## WHAT THE TASK REQUIRES
Transcribe all of the material exactly.

_ _ _ _ _ _ _

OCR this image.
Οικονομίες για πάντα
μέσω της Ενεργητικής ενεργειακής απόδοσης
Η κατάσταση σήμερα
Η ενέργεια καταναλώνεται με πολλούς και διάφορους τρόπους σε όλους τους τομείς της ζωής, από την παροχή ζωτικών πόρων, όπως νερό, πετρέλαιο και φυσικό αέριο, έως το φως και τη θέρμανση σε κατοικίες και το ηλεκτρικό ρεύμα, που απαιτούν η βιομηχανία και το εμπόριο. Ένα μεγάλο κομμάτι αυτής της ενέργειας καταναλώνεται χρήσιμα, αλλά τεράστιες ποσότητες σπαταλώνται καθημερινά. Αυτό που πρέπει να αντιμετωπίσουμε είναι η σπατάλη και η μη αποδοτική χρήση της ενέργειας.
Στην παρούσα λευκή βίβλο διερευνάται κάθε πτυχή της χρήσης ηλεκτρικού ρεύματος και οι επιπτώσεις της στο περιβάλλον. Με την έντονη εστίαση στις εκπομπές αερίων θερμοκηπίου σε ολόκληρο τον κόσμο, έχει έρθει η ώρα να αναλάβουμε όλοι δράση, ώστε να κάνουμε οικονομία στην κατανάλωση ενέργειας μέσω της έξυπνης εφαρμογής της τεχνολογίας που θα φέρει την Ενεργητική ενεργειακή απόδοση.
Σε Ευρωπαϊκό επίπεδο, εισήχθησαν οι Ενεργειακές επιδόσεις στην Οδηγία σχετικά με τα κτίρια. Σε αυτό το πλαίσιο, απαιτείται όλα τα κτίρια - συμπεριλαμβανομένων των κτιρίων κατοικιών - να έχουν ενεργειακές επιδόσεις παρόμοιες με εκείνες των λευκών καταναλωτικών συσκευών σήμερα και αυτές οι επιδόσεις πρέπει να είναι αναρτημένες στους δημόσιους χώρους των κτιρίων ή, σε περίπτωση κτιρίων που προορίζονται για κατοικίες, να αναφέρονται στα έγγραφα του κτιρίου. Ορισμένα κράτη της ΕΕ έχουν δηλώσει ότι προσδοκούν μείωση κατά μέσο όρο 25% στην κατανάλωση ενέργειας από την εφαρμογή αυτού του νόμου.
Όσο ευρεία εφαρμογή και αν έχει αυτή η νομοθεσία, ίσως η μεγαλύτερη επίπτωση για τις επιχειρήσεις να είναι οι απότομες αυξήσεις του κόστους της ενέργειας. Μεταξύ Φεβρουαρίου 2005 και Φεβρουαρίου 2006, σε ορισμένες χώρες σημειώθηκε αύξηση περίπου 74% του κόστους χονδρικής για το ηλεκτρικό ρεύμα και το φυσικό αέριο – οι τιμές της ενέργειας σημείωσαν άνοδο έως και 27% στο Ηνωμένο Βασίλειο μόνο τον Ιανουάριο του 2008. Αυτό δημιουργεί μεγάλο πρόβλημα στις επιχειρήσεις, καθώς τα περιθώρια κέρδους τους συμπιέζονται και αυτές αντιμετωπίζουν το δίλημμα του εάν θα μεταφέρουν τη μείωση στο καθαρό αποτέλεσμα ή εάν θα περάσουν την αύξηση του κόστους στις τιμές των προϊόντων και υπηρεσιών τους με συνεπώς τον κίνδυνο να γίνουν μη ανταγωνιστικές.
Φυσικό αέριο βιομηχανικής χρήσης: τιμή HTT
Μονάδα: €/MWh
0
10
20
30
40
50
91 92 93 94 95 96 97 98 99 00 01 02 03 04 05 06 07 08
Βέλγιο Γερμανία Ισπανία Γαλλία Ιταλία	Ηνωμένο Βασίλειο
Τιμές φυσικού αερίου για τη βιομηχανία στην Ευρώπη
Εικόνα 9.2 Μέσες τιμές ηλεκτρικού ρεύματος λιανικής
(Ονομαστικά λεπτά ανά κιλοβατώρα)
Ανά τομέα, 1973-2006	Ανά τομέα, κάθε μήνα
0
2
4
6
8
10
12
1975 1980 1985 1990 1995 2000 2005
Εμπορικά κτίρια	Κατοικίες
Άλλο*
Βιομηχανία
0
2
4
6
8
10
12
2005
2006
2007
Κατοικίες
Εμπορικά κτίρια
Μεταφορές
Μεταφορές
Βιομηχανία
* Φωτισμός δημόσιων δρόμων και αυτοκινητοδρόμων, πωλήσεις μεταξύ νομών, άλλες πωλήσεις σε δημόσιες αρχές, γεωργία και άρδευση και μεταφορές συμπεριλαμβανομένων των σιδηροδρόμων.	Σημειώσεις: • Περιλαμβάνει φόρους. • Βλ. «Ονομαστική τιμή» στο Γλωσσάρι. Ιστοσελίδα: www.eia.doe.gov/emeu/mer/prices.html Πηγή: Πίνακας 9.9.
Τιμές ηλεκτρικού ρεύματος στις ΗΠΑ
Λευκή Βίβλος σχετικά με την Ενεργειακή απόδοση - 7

_ _ _ _ _ _ _

## FULL RESPONSE
OCR this image.
Οικονομίες για πάντα
μέσω της Ενεργητικής ενεργειακής απόδοσης
Η κατάσταση σήμερα
Η ενέργεια καταναλώνεται με πολλούς και διάφορους τρόπους σε όλους τους τομείς της ζωής, από την παροχή ζωτικών πόρων, όπως νερό, πετρέλαιο και φυσικό αέριο, έως το φως και τη θέρμανση σε κατοικίες και το ηλεκτρικό ρεύμα, που απαιτούν η βιομηχανία και το εμπόριο. Ένα μεγάλο κομμάτι αυτής της ενέργειας καταναλώνεται χρήσιμα, αλλά τεράστιες ποσότητες σπαταλώνται καθημερινά. Αυτό που πρέπει να αντιμετωπίσουμε είναι η σπατάλη και η μη αποδοτική χρήση της ενέργειας.
Στην παρούσα λευκή βίβλο διερευνάται κάθε πτυχή της χρήσης ηλεκτρικού ρεύματος και οι επιπτώσεις της στο περιβάλλον. Με την έντονη εστίαση στις εκπομπές αερίων θερμοκηπίου σε ολόκληρο τον κόσμο, έχει έρθει η ώρα να αναλάβουμε όλοι δράση, ώστε να κάνουμε οικονομία στην κατανάλωση ενέργειας μέσω της έξυπνης εφαρμογής της τεχνολογίας που θα φέρει την Ενεργητική ενεργειακή απόδοση.
Σε Ευρωπαϊκό επίπεδο, εισήχθησαν οι Ενεργειακές επιδόσεις στην Οδηγία σχετικά με τα κτίρια. Σε αυτό το πλαίσιο, απαιτείται όλα τα κτίρια - συμπεριλαμβανομένων των κτιρίων κατοικιών - να έχουν ενεργειακές επιδόσεις παρόμοιες με εκείνες των λευκών καταναλωτικών συσκευών σήμερα και αυτές οι επιδόσεις πρέπει να είναι αναρτημένες στους δημόσιους χώρους των κτιρίων ή, σε περίπτωση κτιρίων που προορίζονται για κατοικίες, να αναφέρονται στα έγγραφα του κτιρίου. Ορισμένα κράτη της ΕΕ έχουν δηλώσει ότι προσδοκούν μείωση κατά μέσο όρο 25% στην κατανάλωση ενέργειας από την εφαρμογή αυτού του νόμου.
Όσο ευρεία εφαρμογή και αν έχει αυτή η νομοθεσία, ίσως η μεγαλύτερη επίπτωση για τις επιχειρήσεις να είναι οι απότομες αυξήσεις του κόστους της ενέργειας. Μεταξύ Φεβρουαρίου 2005 και Φεβρουαρίου 2006, σε ορισμένες χώρες σημειώθηκε αύξηση περίπου 74% του κόστους χονδρικής για το ηλεκτρικό ρεύμα και το φυσικό αέριο – οι τιμές της ενέργειας σημείωσαν άνοδο έως και 27% στο Ηνωμένο Βασίλειο μόνο τον Ιανουάριο του 2008. Αυτό δημιουργεί μεγάλο πρόβλημα στις επιχειρήσεις, καθώς τα περιθώρια κέρδους τους συμπιέζονται και αυτές αντιμετωπίζουν το δίλημμα του εάν θα μεταφέρουν τη μείωση στο καθαρό αποτέλεσμα ή εάν θα περάσουν την αύξηση του κόστους στις τιμές των προϊόντων και υπηρεσιών τους με συνεπώς τον κίνδυνο να γίνουν μη ανταγωνιστικές.
Φυσικό αέριο βιομηχανικής χρήσης: τιμή HTT
Μονάδα: €/MWh
0
10
20
30
40
50
91 92 93 94 95 96 97 98 99 00 01 02 03 04 05 06 07 08
Βέλγιο Γερμανία Ισπανία Γαλλία Ιταλία	Ηνωμένο Βασίλειο
Τιμές φυσικού αερίου για τη βιομηχανία στην Ευρώπη
Εικόνα 9.2 Μέσες τιμές ηλεκτρικού ρεύματος λιανικής
(Ονομαστικά λεπτά ανά κιλοβατώρα)
Ανά τομέα, 1973-2006	Ανά τομέα, κάθε μήνα
0
2
4
6
8
10
12
1975 1980 1985 1990 1995 2000 2005
Εμπορικά κτίρια	Κατοικίες
Άλλο*
Βιομηχανία
0
2
4
6
8
10
12
2005
2006
2007
Κατοικίες
Εμπορικά κτίρια
Μεταφορές
Μεταφορές
Βιομηχανία
* Φωτισμός δημόσιων δρόμων και αυτοκινητοδρόμων, πωλήσεις μεταξύ νομών, άλλες πωλήσεις σε δημόσιες αρχές, γεωργία και άρδευση και μεταφορές συμπεριλαμβανομένων των σιδηροδρόμων.	Σημειώσεις: • Περιλαμβάνει φόρους. • Βλ. «Ονομαστική τιμή» στο Γλωσσάρι. Ιστοσελίδα: www.eia.doe.gov/emeu/mer/prices.html Πηγή: Πίνακας 9.9.
Τιμές ηλεκτρικού ρεύματος στις ΗΠΑ
Λευκή Βίβλος σχετικά με την Ενεργειακή απόδοση - 7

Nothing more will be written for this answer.